● RAW RECORDS:

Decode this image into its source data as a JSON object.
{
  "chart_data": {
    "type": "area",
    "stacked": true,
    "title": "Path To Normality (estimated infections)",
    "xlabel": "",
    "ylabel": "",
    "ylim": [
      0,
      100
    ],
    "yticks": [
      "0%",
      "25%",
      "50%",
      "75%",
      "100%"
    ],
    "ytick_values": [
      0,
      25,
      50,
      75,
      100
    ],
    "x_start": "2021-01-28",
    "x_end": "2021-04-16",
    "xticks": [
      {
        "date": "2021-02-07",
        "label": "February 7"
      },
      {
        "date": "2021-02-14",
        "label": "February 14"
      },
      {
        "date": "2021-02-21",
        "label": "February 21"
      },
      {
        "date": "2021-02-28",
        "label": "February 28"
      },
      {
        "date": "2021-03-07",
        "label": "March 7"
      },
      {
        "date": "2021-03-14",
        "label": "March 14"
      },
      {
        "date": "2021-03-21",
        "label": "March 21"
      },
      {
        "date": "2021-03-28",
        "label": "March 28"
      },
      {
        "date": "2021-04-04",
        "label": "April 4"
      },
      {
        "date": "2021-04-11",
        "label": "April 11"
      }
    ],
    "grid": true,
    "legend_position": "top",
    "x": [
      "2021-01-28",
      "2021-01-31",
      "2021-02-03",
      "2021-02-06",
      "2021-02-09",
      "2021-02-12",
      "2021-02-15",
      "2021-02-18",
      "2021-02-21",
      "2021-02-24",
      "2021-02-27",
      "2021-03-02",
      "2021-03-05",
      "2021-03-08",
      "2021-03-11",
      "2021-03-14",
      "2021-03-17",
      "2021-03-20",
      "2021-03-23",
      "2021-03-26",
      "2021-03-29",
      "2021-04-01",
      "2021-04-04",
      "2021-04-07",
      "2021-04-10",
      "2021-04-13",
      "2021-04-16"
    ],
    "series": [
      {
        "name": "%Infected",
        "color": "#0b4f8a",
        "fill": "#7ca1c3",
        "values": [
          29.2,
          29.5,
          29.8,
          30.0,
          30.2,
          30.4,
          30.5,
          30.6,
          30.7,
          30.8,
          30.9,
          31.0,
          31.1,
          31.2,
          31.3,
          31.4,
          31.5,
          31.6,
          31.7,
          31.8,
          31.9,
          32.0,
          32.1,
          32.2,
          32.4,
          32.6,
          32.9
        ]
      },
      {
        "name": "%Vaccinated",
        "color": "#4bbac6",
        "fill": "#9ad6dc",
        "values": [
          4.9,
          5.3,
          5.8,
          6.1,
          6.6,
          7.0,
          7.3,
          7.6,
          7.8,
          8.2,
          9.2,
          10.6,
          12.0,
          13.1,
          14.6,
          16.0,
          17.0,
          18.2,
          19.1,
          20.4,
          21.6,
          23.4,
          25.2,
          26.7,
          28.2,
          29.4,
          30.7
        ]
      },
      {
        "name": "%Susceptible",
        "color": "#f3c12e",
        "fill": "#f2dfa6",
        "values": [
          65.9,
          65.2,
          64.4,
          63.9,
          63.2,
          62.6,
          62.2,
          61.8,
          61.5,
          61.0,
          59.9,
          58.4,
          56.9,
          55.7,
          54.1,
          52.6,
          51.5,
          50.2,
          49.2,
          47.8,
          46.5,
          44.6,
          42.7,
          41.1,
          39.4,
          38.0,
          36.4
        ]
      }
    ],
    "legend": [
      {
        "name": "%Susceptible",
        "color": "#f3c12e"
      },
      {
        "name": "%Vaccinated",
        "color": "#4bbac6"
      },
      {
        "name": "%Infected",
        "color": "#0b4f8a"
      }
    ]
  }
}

● EXERCISE REQUIREMENTS: Pick out the lines that have the word "February". Copy them all.

● CORRECT ANSWER:
        "label": "February 7"
        "label": "February 14"
        "label": "February 21"
        "label": "February 28"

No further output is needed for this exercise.